## Stated exercise
Reproduce the data in its entirety, exactly as supplied.

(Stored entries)
- - - -

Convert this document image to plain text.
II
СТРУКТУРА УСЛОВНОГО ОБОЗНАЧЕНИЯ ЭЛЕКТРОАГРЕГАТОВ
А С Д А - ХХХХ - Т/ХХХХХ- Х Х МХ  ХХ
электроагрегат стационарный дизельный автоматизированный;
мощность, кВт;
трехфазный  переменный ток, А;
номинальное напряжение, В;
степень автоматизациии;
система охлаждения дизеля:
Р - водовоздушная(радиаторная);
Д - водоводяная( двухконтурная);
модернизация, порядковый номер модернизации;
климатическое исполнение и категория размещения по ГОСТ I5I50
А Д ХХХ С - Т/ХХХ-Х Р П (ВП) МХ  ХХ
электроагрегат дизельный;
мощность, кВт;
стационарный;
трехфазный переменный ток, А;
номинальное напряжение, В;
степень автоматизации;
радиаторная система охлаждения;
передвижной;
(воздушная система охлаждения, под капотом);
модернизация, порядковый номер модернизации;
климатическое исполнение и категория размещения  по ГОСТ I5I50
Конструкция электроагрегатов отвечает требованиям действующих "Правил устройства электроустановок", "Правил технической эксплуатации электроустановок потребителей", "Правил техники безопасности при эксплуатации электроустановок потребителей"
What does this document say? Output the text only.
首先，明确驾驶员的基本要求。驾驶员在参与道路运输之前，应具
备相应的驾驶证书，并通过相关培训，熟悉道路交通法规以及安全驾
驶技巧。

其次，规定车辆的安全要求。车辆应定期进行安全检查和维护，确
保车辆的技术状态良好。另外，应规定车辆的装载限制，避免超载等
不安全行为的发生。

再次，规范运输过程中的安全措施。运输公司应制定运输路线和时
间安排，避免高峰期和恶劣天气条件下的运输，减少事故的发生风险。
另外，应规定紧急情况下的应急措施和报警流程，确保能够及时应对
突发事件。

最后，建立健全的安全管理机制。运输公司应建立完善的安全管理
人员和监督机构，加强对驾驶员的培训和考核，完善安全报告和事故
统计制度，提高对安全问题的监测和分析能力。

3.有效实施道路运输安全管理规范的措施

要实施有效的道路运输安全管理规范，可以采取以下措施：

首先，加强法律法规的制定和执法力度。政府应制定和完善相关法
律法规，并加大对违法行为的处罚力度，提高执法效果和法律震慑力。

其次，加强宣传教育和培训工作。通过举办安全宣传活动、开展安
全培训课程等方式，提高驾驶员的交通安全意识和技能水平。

- - - -

## Written solution
Convert this document image to plain text.
II
СТРУКТУРА УСЛОВНОГО ОБОЗНАЧЕНИЯ ЭЛЕКТРОАГРЕГАТОВ
А С Д А - ХХХХ - Т/ХХХХХ- Х Х МХ  ХХ
электроагрегат стационарный дизельный автоматизированный;
мощность, кВт;
трехфазный  переменный ток, А;
номинальное напряжение, В;
степень автоматизациии;
система охлаждения дизеля:
Р - водовоздушная(радиаторная);
Д - водоводяная( двухконтурная);
модернизация, порядковый номер модернизации;
климатическое исполнение и категория размещения по ГОСТ I5I50
А Д ХХХ С - Т/ХХХ-Х Р П (ВП) МХ  ХХ
электроагрегат дизельный;
мощность, кВт;
стационарный;
трехфазный переменный ток, А;
номинальное напряжение, В;
степень автоматизации;
радиаторная система охлаждения;
передвижной;
(воздушная система охлаждения, под капотом);
модернизация, порядковый номер модернизации;
климатическое исполнение и категория размещения  по ГОСТ I5I50
Конструкция электроагрегатов отвечает требованиям действующих "Правил устройства электроустановок", "Правил технической эксплуатации электроустановок потребителей", "Правил техники безопасности при эксплуатации электроустановок потребителей"
What does this document say? Output the text only.
首先，明确驾驶员的基本要求。驾驶员在参与道路运输之前，应具
备相应的驾驶证书，并通过相关培训，熟悉道路交通法规以及安全驾
驶技巧。

其次，规定车辆的安全要求。车辆应定期进行安全检查和维护，确
保车辆的技术状态良好。另外，应规定车辆的装载限制，避免超载等
不安全行为的发生。

再次，规范运输过程中的安全措施。运输公司应制定运输路线和时
间安排，避免高峰期和恶劣天气条件下的运输，减少事故的发生风险。
另外，应规定紧急情况下的应急措施和报警流程，确保能够及时应对
突发事件。

最后，建立健全的安全管理机制。运输公司应建立完善的安全管理
人员和监督机构，加强对驾驶员的培训和考核，完善安全报告和事故
统计制度，提高对安全问题的监测和分析能力。

3.有效实施道路运输安全管理规范的措施

要实施有效的道路运输安全管理规范，可以采取以下措施：

首先，加强法律法规的制定和执法力度。政府应制定和完善相关法
律法规，并加大对违法行为的处罚力度，提高执法效果和法律震慑力。

其次，加强宣传教育和培训工作。通过举办安全宣传活动、开展安
全培训课程等方式，提高驾驶员的交通安全意识和技能水平。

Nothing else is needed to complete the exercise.